**PROBLEM DESCRIPTION**
Can you rewrite the records from the line with "Localize all elements." to the line with "contour-label: 564: [350, 178, 367, 187]", changing "lat-tick-label" to "latitude-tick-label" and leaving all else unchanged?

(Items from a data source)

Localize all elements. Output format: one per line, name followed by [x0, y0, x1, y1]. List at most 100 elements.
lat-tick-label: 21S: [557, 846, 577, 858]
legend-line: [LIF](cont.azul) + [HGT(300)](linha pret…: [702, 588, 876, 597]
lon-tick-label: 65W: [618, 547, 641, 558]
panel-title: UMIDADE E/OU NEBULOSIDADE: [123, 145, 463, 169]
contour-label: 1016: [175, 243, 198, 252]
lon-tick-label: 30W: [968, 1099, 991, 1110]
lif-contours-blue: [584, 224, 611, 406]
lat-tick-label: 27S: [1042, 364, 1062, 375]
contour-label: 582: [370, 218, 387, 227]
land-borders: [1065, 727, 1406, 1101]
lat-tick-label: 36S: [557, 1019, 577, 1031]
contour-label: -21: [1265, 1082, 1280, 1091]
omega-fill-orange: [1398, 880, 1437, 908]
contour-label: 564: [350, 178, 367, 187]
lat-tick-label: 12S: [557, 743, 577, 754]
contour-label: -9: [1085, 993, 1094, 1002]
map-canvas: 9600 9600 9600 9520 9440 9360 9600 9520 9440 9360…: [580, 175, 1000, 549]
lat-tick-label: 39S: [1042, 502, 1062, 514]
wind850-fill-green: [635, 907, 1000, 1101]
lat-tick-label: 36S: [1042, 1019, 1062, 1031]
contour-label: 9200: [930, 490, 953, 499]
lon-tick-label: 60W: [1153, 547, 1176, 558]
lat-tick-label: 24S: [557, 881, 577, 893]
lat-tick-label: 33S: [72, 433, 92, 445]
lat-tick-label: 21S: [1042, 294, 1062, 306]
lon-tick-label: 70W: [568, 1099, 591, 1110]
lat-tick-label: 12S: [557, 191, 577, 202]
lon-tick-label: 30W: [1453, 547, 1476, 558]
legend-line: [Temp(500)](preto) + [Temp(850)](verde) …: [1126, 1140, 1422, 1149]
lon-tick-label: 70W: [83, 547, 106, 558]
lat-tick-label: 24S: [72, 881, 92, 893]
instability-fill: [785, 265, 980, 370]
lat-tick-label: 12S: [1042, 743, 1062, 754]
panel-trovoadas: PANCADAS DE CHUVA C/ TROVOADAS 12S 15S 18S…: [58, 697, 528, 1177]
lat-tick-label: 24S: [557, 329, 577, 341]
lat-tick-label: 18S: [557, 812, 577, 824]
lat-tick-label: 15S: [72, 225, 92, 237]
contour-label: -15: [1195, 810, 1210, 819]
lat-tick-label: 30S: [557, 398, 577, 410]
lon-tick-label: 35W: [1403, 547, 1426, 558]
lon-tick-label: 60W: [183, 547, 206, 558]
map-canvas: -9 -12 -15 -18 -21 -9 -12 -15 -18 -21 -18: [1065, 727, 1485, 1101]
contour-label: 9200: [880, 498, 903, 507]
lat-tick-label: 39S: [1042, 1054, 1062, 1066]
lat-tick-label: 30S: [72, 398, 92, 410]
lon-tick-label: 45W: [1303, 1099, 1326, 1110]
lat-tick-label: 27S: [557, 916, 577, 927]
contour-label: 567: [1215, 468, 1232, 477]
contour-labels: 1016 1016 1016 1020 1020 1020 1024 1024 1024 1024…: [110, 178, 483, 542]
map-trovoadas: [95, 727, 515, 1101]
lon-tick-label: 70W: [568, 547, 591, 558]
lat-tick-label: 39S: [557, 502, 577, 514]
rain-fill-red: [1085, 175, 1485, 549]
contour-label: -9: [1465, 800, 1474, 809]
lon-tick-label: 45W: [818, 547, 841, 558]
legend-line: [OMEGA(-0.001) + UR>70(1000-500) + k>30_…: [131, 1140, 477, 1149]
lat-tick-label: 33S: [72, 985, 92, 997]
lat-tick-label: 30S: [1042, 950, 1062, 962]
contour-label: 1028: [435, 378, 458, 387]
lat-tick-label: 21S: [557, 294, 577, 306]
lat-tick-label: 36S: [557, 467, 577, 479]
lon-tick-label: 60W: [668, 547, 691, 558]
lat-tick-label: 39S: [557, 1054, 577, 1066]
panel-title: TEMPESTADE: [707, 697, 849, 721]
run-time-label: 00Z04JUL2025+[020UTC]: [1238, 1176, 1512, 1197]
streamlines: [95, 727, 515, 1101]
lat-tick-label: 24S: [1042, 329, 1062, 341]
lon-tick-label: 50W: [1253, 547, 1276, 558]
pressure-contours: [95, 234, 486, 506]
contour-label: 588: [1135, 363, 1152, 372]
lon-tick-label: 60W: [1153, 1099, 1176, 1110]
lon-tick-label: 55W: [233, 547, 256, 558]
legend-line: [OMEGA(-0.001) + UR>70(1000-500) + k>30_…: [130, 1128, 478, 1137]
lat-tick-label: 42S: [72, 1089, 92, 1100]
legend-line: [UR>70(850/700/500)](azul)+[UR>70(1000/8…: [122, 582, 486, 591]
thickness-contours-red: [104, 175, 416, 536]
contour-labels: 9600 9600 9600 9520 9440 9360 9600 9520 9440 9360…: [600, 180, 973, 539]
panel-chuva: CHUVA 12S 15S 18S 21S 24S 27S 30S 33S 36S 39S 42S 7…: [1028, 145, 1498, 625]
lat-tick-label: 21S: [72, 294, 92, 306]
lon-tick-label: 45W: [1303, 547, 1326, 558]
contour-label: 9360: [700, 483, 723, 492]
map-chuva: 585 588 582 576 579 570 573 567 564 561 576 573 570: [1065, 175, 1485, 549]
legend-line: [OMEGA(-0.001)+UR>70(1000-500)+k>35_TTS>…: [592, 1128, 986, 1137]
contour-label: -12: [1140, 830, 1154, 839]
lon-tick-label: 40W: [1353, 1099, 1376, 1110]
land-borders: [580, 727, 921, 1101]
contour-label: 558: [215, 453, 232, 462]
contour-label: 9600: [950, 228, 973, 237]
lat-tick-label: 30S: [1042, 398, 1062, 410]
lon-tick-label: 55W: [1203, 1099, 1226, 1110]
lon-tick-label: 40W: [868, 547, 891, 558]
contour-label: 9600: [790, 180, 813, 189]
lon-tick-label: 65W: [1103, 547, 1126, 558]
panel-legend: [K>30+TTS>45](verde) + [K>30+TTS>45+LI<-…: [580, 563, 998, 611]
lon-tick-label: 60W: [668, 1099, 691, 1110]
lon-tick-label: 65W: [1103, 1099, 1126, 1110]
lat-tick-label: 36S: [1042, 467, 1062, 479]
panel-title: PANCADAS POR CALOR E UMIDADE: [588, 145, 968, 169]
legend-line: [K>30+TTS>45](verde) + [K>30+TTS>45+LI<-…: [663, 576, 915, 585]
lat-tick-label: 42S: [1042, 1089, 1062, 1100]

==

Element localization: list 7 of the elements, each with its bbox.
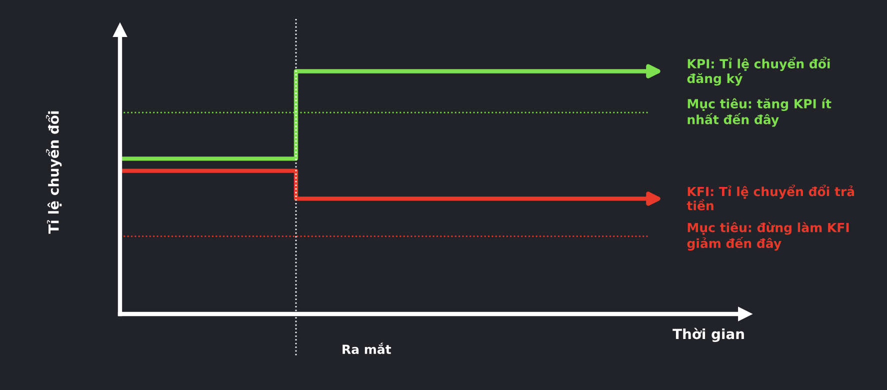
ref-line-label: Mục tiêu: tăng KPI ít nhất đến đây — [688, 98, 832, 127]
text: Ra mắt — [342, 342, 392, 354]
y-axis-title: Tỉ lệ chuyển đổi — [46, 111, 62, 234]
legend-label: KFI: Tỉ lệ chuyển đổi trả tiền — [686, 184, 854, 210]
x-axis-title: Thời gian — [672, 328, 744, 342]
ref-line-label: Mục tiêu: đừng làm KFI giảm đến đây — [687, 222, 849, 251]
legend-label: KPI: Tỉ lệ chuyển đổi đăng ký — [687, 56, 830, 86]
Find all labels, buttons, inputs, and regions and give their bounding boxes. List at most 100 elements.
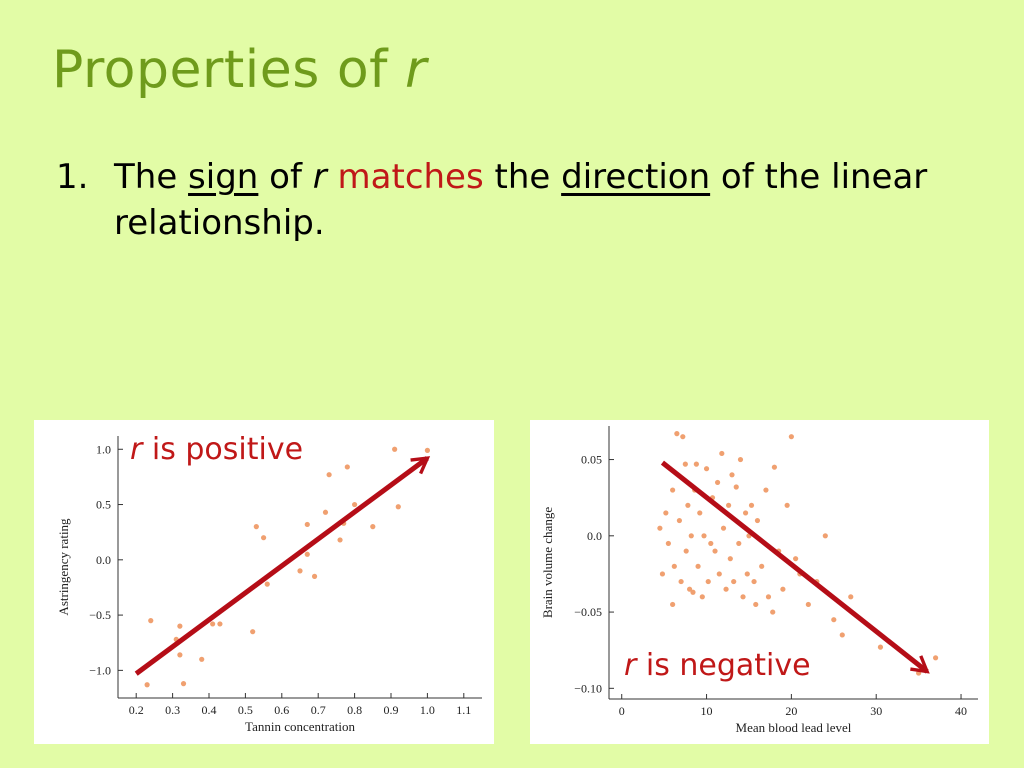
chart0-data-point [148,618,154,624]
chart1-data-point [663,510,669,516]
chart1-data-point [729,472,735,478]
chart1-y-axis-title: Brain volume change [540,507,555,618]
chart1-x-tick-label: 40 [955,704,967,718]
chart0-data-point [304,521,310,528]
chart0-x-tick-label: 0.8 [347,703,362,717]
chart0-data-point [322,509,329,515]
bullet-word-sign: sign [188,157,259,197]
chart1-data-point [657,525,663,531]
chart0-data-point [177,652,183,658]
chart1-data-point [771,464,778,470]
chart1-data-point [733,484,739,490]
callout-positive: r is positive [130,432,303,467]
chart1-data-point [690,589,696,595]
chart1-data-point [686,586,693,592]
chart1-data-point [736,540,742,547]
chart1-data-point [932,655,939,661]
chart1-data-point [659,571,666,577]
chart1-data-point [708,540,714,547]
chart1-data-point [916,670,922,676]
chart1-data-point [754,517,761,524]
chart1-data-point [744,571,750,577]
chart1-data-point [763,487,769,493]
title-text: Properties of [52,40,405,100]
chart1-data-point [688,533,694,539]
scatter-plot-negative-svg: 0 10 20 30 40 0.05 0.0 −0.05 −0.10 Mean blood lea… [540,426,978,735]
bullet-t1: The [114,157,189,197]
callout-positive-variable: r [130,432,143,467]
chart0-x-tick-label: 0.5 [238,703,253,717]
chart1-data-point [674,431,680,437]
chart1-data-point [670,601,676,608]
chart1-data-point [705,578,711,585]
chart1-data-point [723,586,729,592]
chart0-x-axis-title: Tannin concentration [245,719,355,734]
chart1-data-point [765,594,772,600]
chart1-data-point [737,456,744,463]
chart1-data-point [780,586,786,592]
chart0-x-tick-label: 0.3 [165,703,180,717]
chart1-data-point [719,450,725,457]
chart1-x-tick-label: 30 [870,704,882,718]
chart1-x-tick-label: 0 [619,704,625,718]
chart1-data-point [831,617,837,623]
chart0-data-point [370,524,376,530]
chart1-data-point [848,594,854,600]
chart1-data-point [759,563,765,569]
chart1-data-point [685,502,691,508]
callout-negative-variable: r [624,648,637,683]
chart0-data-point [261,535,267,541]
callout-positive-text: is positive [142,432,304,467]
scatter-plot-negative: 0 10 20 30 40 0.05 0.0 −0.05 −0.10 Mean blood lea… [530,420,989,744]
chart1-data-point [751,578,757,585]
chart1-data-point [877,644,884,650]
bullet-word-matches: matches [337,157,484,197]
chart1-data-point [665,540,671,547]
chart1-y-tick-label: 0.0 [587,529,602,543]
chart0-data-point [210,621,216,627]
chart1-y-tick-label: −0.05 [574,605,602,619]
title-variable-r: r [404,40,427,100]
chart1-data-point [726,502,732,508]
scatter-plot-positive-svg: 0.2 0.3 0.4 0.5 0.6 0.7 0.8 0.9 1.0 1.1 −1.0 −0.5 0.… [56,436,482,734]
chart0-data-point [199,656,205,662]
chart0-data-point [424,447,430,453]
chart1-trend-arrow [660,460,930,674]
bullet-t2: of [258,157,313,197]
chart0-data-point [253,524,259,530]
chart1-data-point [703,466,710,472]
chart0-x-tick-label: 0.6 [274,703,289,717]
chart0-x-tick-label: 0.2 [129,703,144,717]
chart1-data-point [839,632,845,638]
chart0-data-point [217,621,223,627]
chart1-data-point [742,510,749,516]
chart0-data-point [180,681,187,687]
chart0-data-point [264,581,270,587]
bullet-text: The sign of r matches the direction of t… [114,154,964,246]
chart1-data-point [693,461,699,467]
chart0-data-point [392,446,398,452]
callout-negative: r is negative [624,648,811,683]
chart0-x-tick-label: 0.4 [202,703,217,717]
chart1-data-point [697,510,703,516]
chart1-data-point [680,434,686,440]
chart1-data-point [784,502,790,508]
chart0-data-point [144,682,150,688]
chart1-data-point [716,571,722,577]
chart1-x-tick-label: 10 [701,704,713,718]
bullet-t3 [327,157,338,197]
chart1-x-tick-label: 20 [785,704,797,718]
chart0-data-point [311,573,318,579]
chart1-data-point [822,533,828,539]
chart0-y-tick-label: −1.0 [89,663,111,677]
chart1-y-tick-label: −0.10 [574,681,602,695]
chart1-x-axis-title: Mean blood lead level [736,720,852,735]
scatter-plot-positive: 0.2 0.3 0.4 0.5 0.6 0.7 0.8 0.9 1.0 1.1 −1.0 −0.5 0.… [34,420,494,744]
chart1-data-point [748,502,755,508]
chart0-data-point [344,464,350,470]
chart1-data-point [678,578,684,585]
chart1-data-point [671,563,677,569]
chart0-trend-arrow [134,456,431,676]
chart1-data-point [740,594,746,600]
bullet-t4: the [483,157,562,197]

==

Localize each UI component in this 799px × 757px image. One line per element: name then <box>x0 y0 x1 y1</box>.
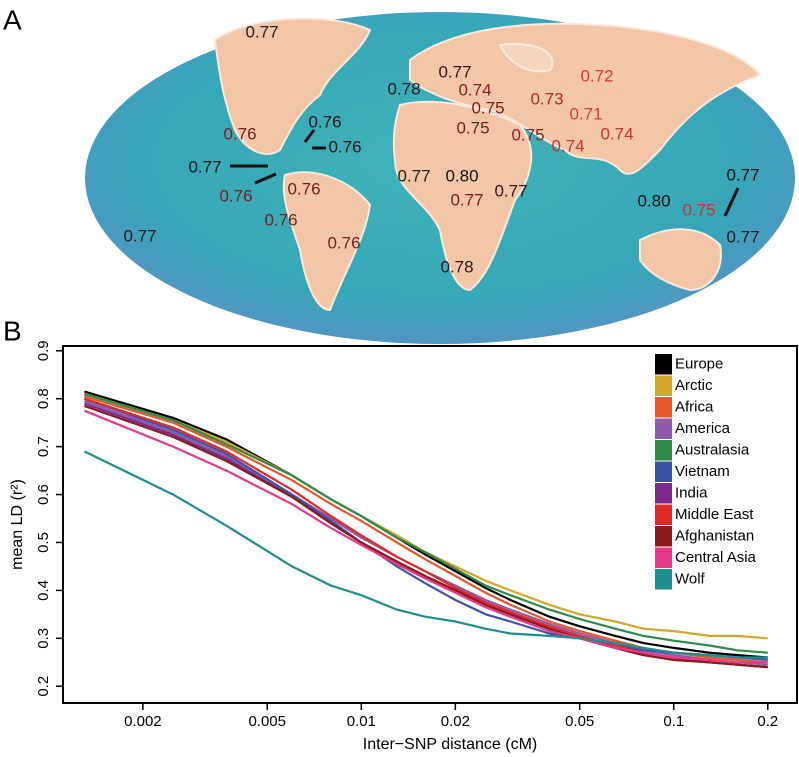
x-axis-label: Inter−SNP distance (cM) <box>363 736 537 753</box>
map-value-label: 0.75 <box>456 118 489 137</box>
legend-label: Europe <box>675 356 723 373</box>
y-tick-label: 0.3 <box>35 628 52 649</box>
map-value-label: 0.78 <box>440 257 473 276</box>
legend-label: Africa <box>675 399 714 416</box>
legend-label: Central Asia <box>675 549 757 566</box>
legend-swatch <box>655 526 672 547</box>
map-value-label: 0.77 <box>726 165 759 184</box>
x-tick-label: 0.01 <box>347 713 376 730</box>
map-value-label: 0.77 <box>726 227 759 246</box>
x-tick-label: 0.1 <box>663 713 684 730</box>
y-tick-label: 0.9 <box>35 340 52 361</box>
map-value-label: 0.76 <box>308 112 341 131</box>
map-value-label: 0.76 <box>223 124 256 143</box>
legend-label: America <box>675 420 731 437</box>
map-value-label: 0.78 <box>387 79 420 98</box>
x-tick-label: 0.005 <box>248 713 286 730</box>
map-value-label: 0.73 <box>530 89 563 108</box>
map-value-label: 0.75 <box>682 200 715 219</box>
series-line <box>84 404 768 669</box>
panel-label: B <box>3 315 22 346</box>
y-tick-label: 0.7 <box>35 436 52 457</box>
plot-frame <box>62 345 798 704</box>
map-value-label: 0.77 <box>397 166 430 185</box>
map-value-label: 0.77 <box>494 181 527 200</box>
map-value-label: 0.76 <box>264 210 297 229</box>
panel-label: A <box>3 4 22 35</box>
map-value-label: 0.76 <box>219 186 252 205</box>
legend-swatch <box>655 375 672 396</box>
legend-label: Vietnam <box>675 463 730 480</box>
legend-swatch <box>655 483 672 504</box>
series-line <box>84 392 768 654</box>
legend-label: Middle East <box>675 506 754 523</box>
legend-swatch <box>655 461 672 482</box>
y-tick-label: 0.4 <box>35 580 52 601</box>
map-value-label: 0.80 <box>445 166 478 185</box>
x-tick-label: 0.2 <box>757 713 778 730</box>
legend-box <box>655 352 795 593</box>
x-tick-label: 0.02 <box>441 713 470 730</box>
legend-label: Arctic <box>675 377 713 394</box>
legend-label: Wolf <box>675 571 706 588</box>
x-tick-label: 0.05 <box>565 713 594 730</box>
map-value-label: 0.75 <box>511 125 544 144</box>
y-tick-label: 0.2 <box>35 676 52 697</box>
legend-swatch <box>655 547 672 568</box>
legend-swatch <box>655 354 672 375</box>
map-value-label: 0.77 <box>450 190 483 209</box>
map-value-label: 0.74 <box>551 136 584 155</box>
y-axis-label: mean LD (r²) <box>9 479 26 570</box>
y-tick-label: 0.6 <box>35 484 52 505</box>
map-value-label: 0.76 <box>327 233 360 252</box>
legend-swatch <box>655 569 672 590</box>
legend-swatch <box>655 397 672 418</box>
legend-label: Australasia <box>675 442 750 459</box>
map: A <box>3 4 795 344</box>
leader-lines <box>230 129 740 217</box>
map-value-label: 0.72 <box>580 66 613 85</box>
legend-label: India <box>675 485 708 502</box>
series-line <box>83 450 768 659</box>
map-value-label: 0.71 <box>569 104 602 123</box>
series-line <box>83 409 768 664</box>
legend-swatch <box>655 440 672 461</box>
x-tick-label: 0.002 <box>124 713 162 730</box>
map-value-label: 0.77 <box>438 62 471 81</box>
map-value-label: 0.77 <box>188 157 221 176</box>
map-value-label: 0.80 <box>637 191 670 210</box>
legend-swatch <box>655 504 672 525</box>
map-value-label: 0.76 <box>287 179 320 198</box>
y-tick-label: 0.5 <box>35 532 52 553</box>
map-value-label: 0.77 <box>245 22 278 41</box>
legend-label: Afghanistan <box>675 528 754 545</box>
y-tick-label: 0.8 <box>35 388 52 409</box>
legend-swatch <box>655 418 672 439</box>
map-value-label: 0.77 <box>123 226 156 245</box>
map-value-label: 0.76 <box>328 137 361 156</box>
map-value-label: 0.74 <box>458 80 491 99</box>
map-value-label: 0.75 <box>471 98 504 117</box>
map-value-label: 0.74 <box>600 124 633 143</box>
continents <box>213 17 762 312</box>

**REPLY**
Localize all elements. Output format: one per line, name followed by [x0, y0, x1, y1]. List at most 100 elements.
latitude-tick-label: 21S: [557, 846, 577, 858]
legend-line: [LIF](cont.azul) + [HGT(300)](linha pret…: [702, 588, 876, 597]
lon-tick-label: 65W: [618, 547, 641, 558]
panel-title: UMIDADE E/OU NEBULOSIDADE: [123, 145, 463, 169]
contour-label: 1016: [175, 243, 198, 252]
lon-tick-label: 30W: [968, 1099, 991, 1110]
lif-contours-blue: [584, 224, 611, 406]
latitude-tick-label: 27S: [1042, 364, 1062, 375]
contour-label: 582: [370, 218, 387, 227]
land-borders: [1065, 727, 1406, 1101]
latitude-tick-label: 36S: [557, 1019, 577, 1031]
contour-label: -21: [1265, 1082, 1280, 1091]
omega-fill-orange: [1398, 880, 1437, 908]
contour-label: 564: [350, 178, 367, 187]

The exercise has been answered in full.